やること:
こころの病気の受診と療養についての文章のうち、「カウンセリングは、ある程度、」から「ると考えた方が良いようです。」までを、一字も変えずにそのまま書き写してください。

選んだ文章:
------------------------

しかし、いまだに、受診に結びつかないことがままあります。日本でも、数割の方は、病院へ行くのではなく、何らかの、「お説教」を受けさせに、本人を連れて行くことがあるようです。
また、受診に訪れる方の中にも、医師に「お説教」をしてもらうつもりでいらっしゃる方もいらっしゃるようです。つまり、「この子はいい年をして、家でごろごろしているばかり。怠けているだけだ」といったような思いをお持ちになっている場合もあるのです。先述したように、「こころ」の病気の症状が、一見、病気とは判断がつきにくいものであるがゆえに、起こってくる、誤解と言えそうです。
それでは、カウンセリング(もちろん、専門家によるカウンセリングは「お説教」とは異なりますが)はどうでしょうか?
カウンセリングは、ある程度、健康な方が、ご自分の生活上のさまざまなことを整理されたり、または、病気が回復過程にある方が、病気との付き合い方などを整理する場合に有効です。病気そのものの治療、といった意味では、薬物療法がまずあり、その補助的な役割を果たすものとして、カウンセリングがあると考えた方が良いようです。
療養生活の留意点
病気の療養にあたって、まず最初に気をつけなくてはいけないことは、「安静第一」ということです。

------------------------

データ集から取った記録:

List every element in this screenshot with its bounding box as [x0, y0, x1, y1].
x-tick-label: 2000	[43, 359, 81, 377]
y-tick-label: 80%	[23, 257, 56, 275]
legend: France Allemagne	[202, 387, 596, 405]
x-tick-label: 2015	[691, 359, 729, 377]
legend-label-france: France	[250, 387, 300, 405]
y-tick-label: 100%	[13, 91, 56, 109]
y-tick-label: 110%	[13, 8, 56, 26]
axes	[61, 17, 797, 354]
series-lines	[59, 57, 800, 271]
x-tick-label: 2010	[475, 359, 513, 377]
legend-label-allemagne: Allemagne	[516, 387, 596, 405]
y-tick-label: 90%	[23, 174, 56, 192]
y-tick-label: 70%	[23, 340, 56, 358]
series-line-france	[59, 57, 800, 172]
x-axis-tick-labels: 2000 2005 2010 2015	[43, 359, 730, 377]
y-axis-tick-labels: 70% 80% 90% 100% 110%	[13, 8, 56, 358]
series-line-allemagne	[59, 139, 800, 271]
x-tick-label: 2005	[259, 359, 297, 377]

------------------------

できあがった答え:
カウンセリングは、ある程度、健康な方が、ご自分の生活上のさまざまなことを整理されたり、または、病気が回復過程にある方が、病気との付き合い方などを整理する場合に有効です。病気そのものの治療、といった意味では、薬物療法がまずあり、その補助的な役割を果たすものとして、カウンセリングがあると考えた方が良いようです。